§ **Your task**
Say how many lines of the material below contain the word "true", with no other words.

[Entries with figure data]
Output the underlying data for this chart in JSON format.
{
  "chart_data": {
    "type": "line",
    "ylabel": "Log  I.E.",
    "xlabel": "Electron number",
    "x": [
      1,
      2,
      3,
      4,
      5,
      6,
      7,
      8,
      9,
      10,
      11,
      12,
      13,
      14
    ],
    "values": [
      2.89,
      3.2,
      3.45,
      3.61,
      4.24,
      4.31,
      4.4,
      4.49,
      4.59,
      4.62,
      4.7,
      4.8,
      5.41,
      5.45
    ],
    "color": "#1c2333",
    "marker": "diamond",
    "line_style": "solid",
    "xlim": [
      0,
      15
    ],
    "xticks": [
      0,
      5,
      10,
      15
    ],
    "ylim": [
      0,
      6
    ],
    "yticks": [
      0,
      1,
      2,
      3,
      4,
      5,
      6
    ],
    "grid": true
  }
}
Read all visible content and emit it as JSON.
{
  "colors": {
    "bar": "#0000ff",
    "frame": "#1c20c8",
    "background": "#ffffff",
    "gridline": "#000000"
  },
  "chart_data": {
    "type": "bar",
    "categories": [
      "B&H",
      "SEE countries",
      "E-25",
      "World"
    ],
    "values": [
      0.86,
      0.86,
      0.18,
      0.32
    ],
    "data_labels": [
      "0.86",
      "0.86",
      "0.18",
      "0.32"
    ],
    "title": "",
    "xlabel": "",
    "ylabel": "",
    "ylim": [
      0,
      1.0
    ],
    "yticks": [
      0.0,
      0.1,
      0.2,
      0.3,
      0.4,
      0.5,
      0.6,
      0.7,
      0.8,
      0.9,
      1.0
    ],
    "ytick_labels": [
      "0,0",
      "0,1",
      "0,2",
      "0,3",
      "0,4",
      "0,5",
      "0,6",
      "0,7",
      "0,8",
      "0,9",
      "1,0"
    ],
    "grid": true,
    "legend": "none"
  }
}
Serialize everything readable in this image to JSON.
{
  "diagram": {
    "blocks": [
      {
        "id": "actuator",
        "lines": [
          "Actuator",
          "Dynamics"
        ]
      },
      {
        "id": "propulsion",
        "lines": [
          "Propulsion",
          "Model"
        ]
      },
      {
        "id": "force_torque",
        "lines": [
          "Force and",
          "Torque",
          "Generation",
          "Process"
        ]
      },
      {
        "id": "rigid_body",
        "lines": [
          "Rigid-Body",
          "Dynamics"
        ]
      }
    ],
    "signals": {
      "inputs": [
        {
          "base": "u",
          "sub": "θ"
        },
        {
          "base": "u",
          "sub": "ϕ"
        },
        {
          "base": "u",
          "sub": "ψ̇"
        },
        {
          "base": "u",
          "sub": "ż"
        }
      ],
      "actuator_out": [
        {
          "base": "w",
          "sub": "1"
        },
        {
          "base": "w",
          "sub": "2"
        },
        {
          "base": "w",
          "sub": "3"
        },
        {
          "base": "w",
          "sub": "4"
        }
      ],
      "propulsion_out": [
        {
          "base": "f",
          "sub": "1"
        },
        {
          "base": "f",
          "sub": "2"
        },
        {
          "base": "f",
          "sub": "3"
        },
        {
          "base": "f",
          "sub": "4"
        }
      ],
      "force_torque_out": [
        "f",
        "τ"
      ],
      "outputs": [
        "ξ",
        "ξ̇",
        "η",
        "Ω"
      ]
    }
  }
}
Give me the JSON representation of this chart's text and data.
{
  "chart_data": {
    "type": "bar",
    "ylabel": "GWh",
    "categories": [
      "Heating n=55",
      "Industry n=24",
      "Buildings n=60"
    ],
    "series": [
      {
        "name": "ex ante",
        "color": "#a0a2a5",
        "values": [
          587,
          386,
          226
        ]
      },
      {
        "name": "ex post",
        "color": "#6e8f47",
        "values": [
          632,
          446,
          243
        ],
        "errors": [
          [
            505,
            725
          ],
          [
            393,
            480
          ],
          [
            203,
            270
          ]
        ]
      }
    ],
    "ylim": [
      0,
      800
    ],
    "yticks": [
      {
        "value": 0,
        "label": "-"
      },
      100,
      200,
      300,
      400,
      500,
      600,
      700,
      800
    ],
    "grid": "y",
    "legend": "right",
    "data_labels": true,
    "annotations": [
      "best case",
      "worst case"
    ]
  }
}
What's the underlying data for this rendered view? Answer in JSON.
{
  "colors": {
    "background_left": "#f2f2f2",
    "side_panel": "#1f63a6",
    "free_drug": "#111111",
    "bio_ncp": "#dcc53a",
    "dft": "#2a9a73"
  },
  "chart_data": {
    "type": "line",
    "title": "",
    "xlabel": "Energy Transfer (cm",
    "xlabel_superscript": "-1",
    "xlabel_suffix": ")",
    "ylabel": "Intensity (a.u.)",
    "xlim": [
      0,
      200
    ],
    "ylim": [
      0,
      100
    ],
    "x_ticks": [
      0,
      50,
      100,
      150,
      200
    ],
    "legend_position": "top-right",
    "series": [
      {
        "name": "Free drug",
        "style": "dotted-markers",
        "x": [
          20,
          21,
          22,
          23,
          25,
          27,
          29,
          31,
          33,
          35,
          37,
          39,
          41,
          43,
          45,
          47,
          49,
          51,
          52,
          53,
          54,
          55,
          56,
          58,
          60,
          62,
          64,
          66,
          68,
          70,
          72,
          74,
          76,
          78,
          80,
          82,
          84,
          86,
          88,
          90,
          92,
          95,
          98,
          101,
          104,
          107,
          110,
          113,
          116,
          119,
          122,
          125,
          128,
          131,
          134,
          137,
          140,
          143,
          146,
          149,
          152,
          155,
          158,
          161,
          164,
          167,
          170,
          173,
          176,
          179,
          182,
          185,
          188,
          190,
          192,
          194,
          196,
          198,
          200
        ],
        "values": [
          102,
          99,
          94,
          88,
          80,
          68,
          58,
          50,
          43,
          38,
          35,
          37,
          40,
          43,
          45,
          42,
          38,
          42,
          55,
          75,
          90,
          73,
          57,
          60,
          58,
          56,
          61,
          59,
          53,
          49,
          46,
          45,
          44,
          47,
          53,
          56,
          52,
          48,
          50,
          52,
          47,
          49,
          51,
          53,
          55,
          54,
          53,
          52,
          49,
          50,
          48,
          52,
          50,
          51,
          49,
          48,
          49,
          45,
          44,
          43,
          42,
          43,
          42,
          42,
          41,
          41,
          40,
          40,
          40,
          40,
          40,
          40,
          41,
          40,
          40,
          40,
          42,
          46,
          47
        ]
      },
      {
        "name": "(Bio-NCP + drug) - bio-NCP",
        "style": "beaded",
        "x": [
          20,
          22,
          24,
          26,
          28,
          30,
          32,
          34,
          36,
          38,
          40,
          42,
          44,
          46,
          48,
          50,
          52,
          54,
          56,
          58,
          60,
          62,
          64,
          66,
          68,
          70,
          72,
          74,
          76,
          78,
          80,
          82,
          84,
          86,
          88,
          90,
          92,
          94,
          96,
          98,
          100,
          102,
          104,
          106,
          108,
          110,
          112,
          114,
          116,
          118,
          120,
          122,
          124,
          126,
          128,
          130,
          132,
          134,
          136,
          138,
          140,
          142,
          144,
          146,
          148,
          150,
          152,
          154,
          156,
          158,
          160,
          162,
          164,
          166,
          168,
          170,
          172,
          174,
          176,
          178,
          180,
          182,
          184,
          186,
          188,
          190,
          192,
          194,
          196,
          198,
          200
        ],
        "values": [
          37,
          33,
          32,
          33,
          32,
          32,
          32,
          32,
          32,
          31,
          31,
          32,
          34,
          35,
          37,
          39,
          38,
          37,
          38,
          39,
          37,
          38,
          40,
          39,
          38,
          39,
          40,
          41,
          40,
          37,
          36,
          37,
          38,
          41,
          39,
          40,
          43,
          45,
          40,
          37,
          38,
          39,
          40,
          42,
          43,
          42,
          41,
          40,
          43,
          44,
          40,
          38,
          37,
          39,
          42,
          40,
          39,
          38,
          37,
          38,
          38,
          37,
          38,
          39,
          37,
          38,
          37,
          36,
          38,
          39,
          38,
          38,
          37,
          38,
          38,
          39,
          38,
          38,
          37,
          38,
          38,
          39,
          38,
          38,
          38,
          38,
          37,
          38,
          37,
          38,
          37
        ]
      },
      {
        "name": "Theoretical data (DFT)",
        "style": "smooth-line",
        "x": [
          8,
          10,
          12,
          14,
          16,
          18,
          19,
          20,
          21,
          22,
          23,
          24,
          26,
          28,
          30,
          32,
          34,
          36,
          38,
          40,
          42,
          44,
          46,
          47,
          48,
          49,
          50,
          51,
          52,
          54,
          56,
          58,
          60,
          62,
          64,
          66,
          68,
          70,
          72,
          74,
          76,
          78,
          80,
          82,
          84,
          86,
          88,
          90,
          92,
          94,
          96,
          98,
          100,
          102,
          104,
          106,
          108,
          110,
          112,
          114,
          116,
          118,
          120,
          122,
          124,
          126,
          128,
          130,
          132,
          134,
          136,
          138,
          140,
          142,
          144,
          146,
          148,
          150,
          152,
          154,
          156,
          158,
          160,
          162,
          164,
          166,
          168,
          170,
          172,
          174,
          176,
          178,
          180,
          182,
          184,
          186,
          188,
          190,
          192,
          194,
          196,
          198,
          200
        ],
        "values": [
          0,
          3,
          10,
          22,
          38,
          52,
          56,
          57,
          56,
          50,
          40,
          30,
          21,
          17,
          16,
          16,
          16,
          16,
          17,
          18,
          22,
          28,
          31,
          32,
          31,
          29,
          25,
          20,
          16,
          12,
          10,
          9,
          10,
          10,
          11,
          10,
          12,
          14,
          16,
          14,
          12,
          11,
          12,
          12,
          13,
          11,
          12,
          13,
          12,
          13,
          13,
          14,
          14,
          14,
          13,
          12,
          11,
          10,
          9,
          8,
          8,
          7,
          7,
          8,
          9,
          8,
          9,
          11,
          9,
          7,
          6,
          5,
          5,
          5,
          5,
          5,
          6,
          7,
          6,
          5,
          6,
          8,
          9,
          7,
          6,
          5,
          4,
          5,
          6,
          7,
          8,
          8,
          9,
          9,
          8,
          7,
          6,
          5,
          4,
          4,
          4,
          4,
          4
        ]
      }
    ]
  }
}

§ **Worked answer**
3